[START OF Exercise materials]

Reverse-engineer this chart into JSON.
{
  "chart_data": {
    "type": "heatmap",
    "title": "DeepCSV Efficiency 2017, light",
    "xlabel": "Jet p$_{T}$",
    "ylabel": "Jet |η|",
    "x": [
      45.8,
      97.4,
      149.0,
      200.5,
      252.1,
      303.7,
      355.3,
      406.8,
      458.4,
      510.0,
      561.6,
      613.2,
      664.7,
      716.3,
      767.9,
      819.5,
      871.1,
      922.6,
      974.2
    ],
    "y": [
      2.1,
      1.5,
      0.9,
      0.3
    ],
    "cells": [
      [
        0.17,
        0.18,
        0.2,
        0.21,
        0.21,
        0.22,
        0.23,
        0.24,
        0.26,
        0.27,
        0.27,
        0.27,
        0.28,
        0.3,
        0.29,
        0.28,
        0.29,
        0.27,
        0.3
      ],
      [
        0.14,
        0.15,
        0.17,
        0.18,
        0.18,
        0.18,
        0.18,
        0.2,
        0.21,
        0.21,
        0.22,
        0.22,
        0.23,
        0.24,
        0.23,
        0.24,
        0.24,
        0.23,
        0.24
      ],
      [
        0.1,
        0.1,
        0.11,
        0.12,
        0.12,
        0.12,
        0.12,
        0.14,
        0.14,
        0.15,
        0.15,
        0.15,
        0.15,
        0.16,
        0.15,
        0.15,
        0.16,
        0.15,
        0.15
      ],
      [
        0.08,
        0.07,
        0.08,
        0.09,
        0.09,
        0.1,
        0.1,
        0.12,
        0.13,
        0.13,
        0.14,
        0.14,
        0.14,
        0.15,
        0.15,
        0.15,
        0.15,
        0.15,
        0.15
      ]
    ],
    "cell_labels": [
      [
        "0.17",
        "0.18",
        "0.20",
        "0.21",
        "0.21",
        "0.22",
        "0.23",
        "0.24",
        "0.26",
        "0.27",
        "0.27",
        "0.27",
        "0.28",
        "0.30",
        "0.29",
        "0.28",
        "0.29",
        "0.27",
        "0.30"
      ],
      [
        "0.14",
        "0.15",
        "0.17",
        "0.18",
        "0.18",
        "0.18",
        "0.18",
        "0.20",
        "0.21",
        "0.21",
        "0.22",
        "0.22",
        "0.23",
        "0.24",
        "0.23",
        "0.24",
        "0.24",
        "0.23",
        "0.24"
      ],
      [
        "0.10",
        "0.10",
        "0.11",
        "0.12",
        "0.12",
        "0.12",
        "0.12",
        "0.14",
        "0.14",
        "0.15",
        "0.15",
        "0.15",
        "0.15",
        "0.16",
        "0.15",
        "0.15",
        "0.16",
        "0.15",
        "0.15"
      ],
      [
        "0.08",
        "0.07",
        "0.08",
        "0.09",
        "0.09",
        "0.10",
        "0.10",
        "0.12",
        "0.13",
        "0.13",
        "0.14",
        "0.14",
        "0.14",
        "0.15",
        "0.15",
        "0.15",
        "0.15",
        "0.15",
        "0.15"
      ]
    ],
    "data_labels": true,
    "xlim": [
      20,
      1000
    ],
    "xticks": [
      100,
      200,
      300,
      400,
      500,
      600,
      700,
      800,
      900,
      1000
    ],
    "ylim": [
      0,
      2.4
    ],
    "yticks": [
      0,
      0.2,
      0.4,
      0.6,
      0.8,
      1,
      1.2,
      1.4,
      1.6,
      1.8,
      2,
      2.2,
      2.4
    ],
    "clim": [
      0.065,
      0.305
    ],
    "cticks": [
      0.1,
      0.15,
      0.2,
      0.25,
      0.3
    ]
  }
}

[END OF Exercise materials]

◆ Task brief:
Write out the entire listing exactly.

◆ Exercise answer:
Reverse-engineer this chart into JSON.
{
  "chart_data": {
    "type": "heatmap",
    "title": "DeepCSV Efficiency 2017, light",
    "xlabel": "Jet p$_{T}$",
    "ylabel": "Jet |η|",
    "x": [
      45.8,
      97.4,
      149.0,
      200.5,
      252.1,
      303.7,
      355.3,
      406.8,
      458.4,
      510.0,
      561.6,
      613.2,
      664.7,
      716.3,
      767.9,
      819.5,
      871.1,
      922.6,
      974.2
    ],
    "y": [
      2.1,
      1.5,
      0.9,
      0.3
    ],
    "cells": [
      [
        0.17,
        0.18,
        0.2,
        0.21,
        0.21,
        0.22,
        0.23,
        0.24,
        0.26,
        0.27,
        0.27,
        0.27,
        0.28,
        0.3,
        0.29,
        0.28,
        0.29,
        0.27,
        0.3
      ],
      [
        0.14,
        0.15,
        0.17,
        0.18,
        0.18,
        0.18,
        0.18,
        0.2,
        0.21,
        0.21,
        0.22,
        0.22,
        0.23,
        0.24,
        0.23,
        0.24,
        0.24,
        0.23,
        0.24
      ],
      [
        0.1,
        0.1,
        0.11,
        0.12,
        0.12,
        0.12,
        0.12,
        0.14,
        0.14,
        0.15,
        0.15,
        0.15,
        0.15,
        0.16,
        0.15,
        0.15,
        0.16,
        0.15,
        0.15
      ],
      [
        0.08,
        0.07,
        0.08,
        0.09,
        0.09,
        0.1,
        0.1,
        0.12,
        0.13,
        0.13,
        0.14,
        0.14,
        0.14,
        0.15,
        0.15,
        0.15,
        0.15,
        0.15,
        0.15
      ]
    ],
    "cell_labels": [
      [
        "0.17",
        "0.18",
        "0.20",
        "0.21",
        "0.21",
        "0.22",
        "0.23",
        "0.24",
        "0.26",
        "0.27",
        "0.27",
        "0.27",
        "0.28",
        "0.30",
        "0.29",
        "0.28",
        "0.29",
        "0.27",
        "0.30"
      ],
      [
        "0.14",
        "0.15",
        "0.17",
        "0.18",
        "0.18",
        "0.18",
        "0.18",
        "0.20",
        "0.21",
        "0.21",
        "0.22",
        "0.22",
        "0.23",
        "0.24",
        "0.23",
        "0.24",
        "0.24",
        "0.23",
        "0.24"
      ],
      [
        "0.10",
        "0.10",
        "0.11",
        "0.12",
        "0.12",
        "0.12",
        "0.12",
        "0.14",
        "0.14",
        "0.15",
        "0.15",
        "0.15",
        "0.15",
        "0.16",
        "0.15",
        "0.15",
        "0.16",
        "0.15",
        "0.15"
      ],
      [
        "0.08",
        "0.07",
        "0.08",
        "0.09",
        "0.09",
        "0.10",
        "0.10",
        "0.12",
        "0.13",
        "0.13",
        "0.14",
        "0.14",
        "0.14",
        "0.15",
        "0.15",
        "0.15",
        "0.15",
        "0.15",
        "0.15"
      ]
    ],
    "data_labels": true,
    "xlim": [
      20,
      1000
    ],
    "xticks": [
      100,
      200,
      300,
      400,
      500,
      600,
      700,
      800,
      900,
      1000
    ],
    "ylim": [
      0,
      2.4
    ],
    "yticks": [
      0,
      0.2,
      0.4,
      0.6,
      0.8,
      1,
      1.2,
      1.4,
      1.6,
      1.8,
      2,
      2.2,
      2.4
    ],
    "clim": [
      0.065,
      0.305
    ],
    "cticks": [
      0.1,
      0.15,
      0.2,
      0.25,
      0.3
    ]
  }
}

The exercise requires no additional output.